▸ STATED TASK:
Work out the number of lines with the word "mücadeleyi" in the material below, then reply with that number only.

╔══

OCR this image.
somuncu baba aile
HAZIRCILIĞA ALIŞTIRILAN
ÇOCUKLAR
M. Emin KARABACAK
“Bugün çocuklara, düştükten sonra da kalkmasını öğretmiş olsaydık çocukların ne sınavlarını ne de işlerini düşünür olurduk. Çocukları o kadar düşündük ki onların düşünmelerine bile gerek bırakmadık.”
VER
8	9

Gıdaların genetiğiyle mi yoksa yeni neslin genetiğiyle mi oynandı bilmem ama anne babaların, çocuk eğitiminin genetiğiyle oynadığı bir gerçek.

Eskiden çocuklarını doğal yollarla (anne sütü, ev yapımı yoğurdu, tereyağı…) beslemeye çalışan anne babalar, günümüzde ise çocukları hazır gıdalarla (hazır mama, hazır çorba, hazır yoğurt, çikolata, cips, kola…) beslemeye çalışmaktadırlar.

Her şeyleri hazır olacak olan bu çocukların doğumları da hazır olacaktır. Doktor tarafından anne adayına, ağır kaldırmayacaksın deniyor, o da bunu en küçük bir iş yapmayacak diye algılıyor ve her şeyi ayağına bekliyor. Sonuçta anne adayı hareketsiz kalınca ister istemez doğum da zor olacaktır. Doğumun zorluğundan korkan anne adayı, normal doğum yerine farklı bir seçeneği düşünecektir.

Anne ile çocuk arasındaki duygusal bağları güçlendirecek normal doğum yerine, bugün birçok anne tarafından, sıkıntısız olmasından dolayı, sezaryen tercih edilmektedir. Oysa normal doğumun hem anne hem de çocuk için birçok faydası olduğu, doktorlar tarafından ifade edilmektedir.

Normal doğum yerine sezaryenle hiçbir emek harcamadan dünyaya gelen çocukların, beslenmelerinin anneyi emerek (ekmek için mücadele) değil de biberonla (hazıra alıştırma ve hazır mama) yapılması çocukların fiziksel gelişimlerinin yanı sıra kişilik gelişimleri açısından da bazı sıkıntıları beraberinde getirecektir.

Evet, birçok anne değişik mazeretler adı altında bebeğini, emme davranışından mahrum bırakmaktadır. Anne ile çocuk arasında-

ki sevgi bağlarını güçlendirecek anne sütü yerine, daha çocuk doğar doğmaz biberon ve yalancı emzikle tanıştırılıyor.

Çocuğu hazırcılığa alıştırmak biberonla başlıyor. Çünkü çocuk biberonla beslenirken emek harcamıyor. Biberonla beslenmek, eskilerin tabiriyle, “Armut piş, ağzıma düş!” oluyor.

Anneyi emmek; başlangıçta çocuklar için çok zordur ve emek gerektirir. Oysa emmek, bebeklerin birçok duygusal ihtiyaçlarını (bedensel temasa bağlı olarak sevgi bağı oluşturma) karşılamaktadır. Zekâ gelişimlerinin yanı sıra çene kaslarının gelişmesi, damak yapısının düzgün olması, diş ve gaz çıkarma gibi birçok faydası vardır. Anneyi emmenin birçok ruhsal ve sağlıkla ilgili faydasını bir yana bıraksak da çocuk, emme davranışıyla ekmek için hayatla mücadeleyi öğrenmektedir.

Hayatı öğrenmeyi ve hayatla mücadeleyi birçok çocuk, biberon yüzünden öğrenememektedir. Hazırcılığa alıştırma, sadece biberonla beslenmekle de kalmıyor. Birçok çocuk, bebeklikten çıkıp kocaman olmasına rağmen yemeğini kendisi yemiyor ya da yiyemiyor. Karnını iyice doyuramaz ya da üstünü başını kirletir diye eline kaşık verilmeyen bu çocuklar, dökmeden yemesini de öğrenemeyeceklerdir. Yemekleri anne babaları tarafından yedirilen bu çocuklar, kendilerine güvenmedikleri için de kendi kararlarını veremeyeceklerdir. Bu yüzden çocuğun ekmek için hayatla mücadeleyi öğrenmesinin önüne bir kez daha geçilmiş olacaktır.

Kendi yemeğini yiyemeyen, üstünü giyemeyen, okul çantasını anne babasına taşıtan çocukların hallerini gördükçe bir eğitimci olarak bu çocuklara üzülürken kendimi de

╚══

▸ ANSWER IN FULL:
2